Written request:
Your task is to copy the listing exactly. Drop any pictures from the copy.

==*==

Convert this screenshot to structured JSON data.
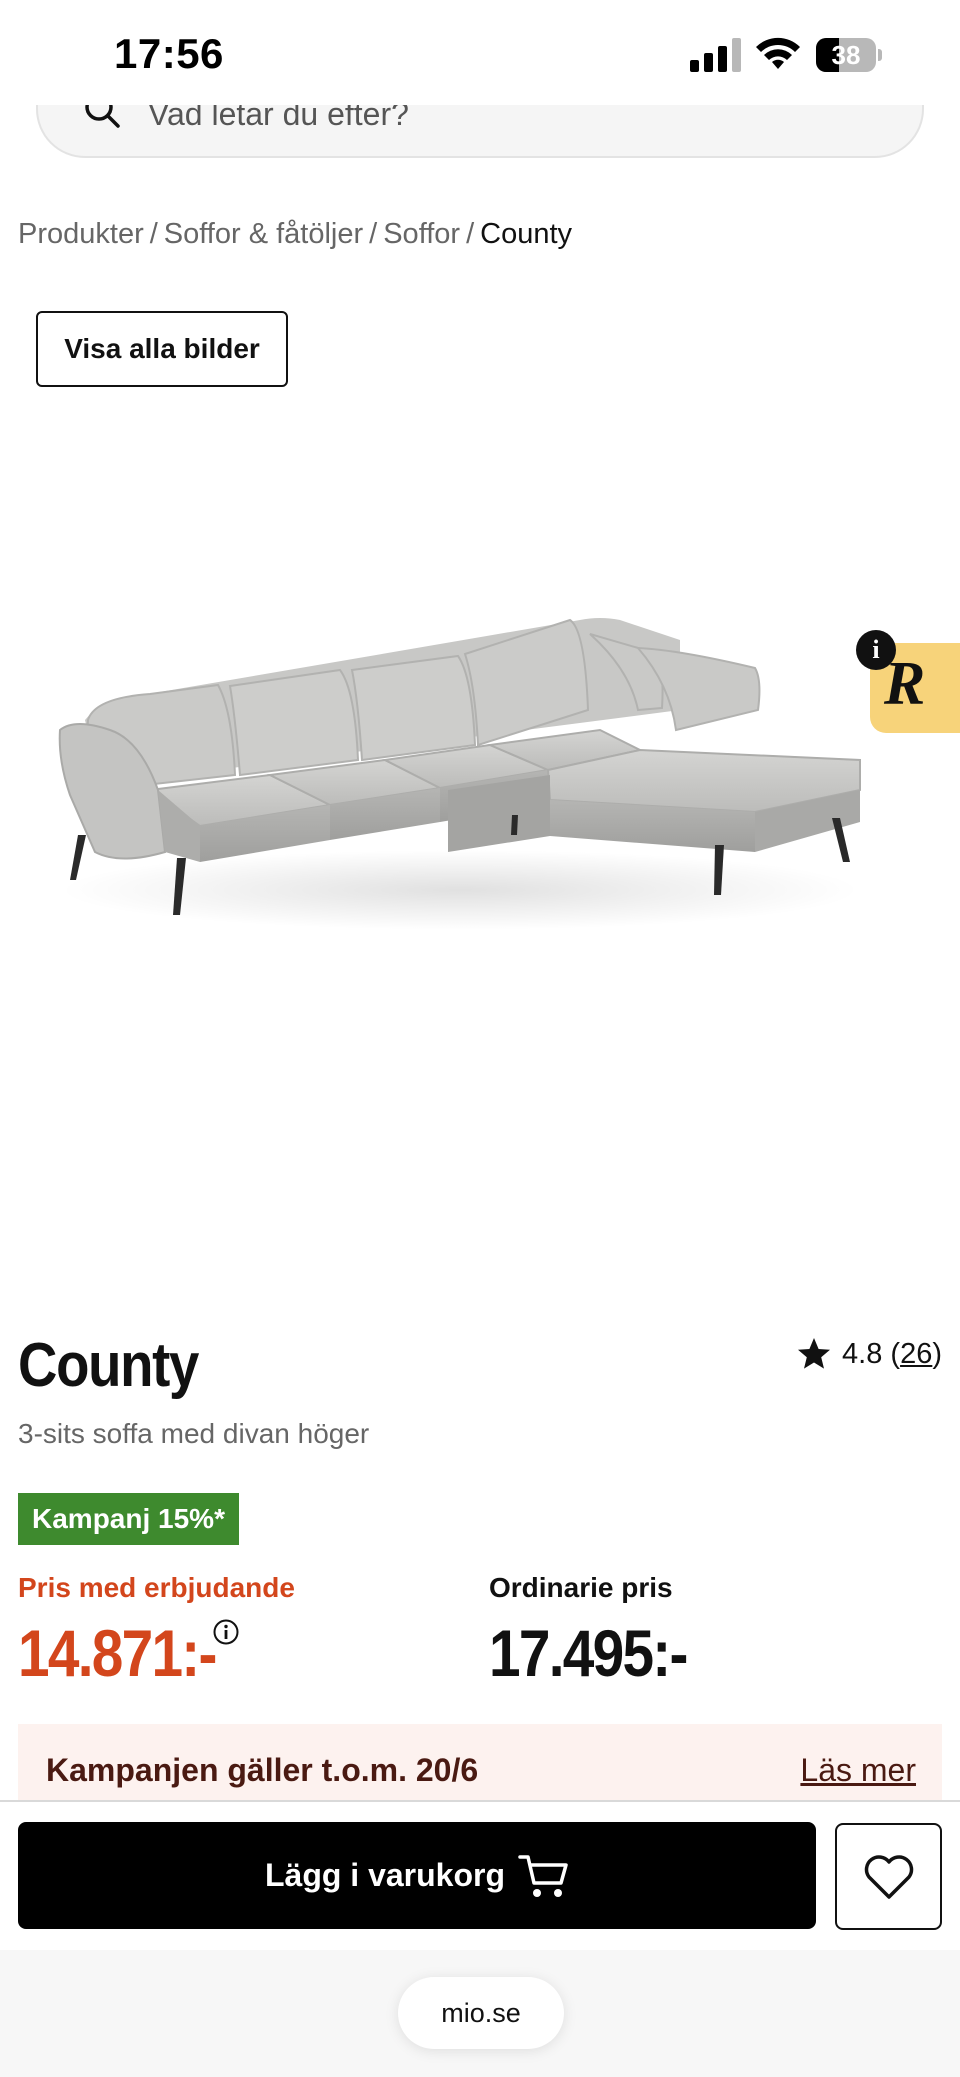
{
  "status_bar": {
    "time": "17:56",
    "battery_percent": 38,
    "battery_label": "38"
  },
  "search": {
    "placeholder": "Vad letar du efter?"
  },
  "breadcrumb": {
    "items": [
      "Produkter",
      "Soffor & fåtöljer",
      "Soffor"
    ],
    "separator": "/",
    "current": "County"
  },
  "gallery": {
    "show_all_label": "Visa alla bilder"
  },
  "widget": {
    "info_label": "i",
    "logo_letter": "R"
  },
  "product": {
    "name": "County",
    "subtitle": "3-sits soffa med divan höger",
    "rating": "4.8",
    "review_count": "26",
    "campaign_badge": "Kampanj 15%*",
    "offer_label": "Pris med erbjudande",
    "offer_price": "14.871:-",
    "regular_label": "Ordinarie pris",
    "regular_price": "17.495:-"
  },
  "campaign_banner": {
    "text": "Kampanjen gäller t.o.m. 20/6",
    "link": "Läs mer"
  },
  "actions": {
    "add_to_cart": "Lägg i varukorg"
  },
  "browser": {
    "url": "mio.se"
  },
  "colors": {
    "offer": "#d3461c",
    "campaign_badge": "#3e8a2e",
    "banner_bg": "#fdf2ef",
    "widget": "#f7d37a"
  }
}
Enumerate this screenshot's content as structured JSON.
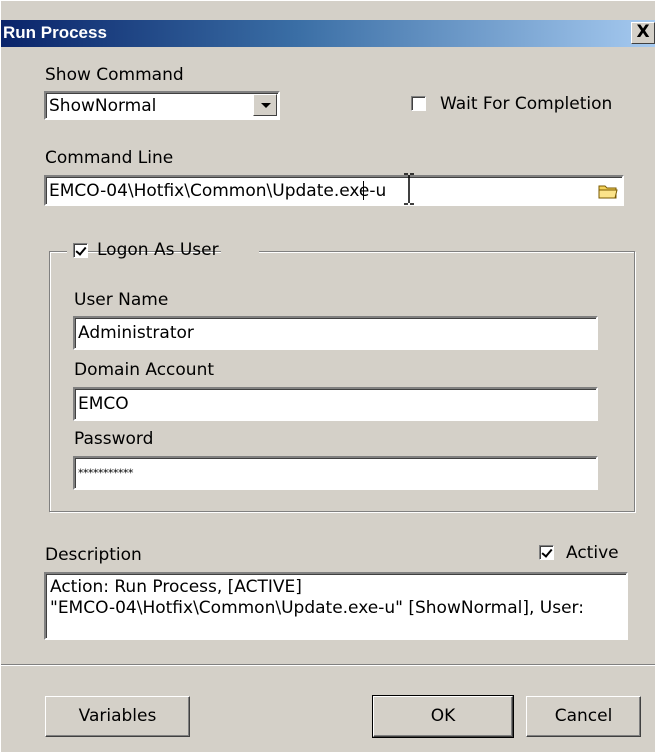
{
  "window": {
    "title": "Run Process",
    "close_glyph": "X"
  },
  "show_command": {
    "label": "Show Command",
    "value": "ShowNormal"
  },
  "wait_for_completion": {
    "label": "Wait For Completion",
    "checked": false
  },
  "command_line": {
    "label": "Command Line",
    "value": "EMCO-04\\Hotfix\\Common\\Update.exe-u"
  },
  "logon": {
    "label": "Logon As User",
    "checked": true,
    "user_name": {
      "label": "User Name",
      "value": "Administrator"
    },
    "domain_account": {
      "label": "Domain Account",
      "value": "EMCO"
    },
    "password": {
      "label": "Password",
      "value": "***********"
    }
  },
  "description": {
    "label": "Description",
    "line1": "Action: Run Process, [ACTIVE]",
    "line2": "\"EMCO-04\\Hotfix\\Common\\Update.exe-u\" [ShowNormal], User:"
  },
  "active": {
    "label": "Active",
    "checked": true
  },
  "buttons": {
    "variables": "Variables",
    "ok": "OK",
    "cancel": "Cancel"
  },
  "colors": {
    "dialog_bg": "#d4d0c8",
    "title_start": "#0a246a",
    "title_end": "#a6caf0",
    "folder_icon": "#f5d35a"
  }
}
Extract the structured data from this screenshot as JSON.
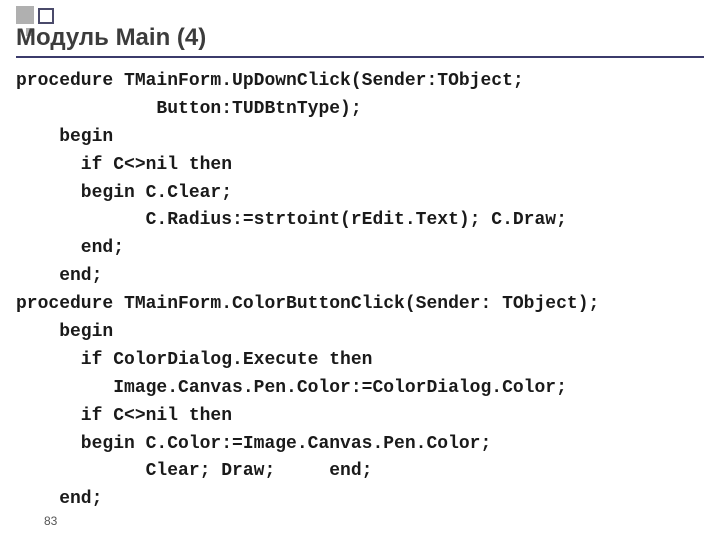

==*==

Task result:
Convert this screenshot to structured JSON data.
{
  "status_bar": {
    "time": "17:56",
    "battery_percent": 38,
    "battery_label": "38"
  },
  "search": {
    "placeholder": "Vad letar du efter?"
  },
  "breadcrumb": {
    "items": [
      "Produkter",
      "Soffor & fåtöljer",
      "Soffor"
    ],
    "separator": "/",
    "current": "County"
  },
  "gallery": {
    "show_all_label": "Visa alla bilder"
  },
  "widget": {
    "info_label": "i",
    "logo_letter": "R"
  },
  "product": {
    "name": "County",
    "subtitle": "3-sits soffa med divan höger",
    "rating": "4.8",
    "review_count": "26",
    "campaign_badge": "Kampanj 15%*",
    "offer_label": "Pris med erbjudande",
    "offer_price": "14.871:-",
    "regular_label": "Ordinarie pris",
    "regular_price": "17.495:-"
  },
  "campaign_banner": {
    "text": "Kampanjen gäller t.o.m. 20/6",
    "link": "Läs mer"
  },
  "actions": {
    "add_to_cart": "Lägg i varukorg"
  },
  "browser": {
    "url": "mio.se"
  },
  "colors": {
    "offer": "#d3461c",
    "campaign_badge": "#3e8a2e",
    "banner_bg": "#fdf2ef",
    "widget": "#f7d37a"
  }
}
Enumerate this screenshot's content as structured JSON.
{
  "window": {
    "title": "Run Process",
    "close_glyph": "X"
  },
  "show_command": {
    "label": "Show Command",
    "value": "ShowNormal"
  },
  "wait_for_completion": {
    "label": "Wait For Completion",
    "checked": false
  },
  "command_line": {
    "label": "Command Line",
    "value": "EMCO-04\\Hotfix\\Common\\Update.exe-u"
  },
  "logon": {
    "label": "Logon As User",
    "checked": true,
    "user_name": {
      "label": "User Name",
      "value": "Administrator"
    },
    "domain_account": {
      "label": "Domain Account",
      "value": "EMCO"
    },
    "password": {
      "label": "Password",
      "value": "***********"
    }
  },
  "description": {
    "label": "Description",
    "line1": "Action: Run Process, [ACTIVE]",
    "line2": "\"EMCO-04\\Hotfix\\Common\\Update.exe-u\" [ShowNormal], User:"
  },
  "active": {
    "label": "Active",
    "checked": true
  },
  "buttons": {
    "variables": "Variables",
    "ok": "OK",
    "cancel": "Cancel"
  },
  "colors": {
    "dialog_bg": "#d4d0c8",
    "title_start": "#0a246a",
    "title_end": "#a6caf0",
    "folder_icon": "#f5d35a"
  }
}
Extract the structured data from this screenshot as JSON.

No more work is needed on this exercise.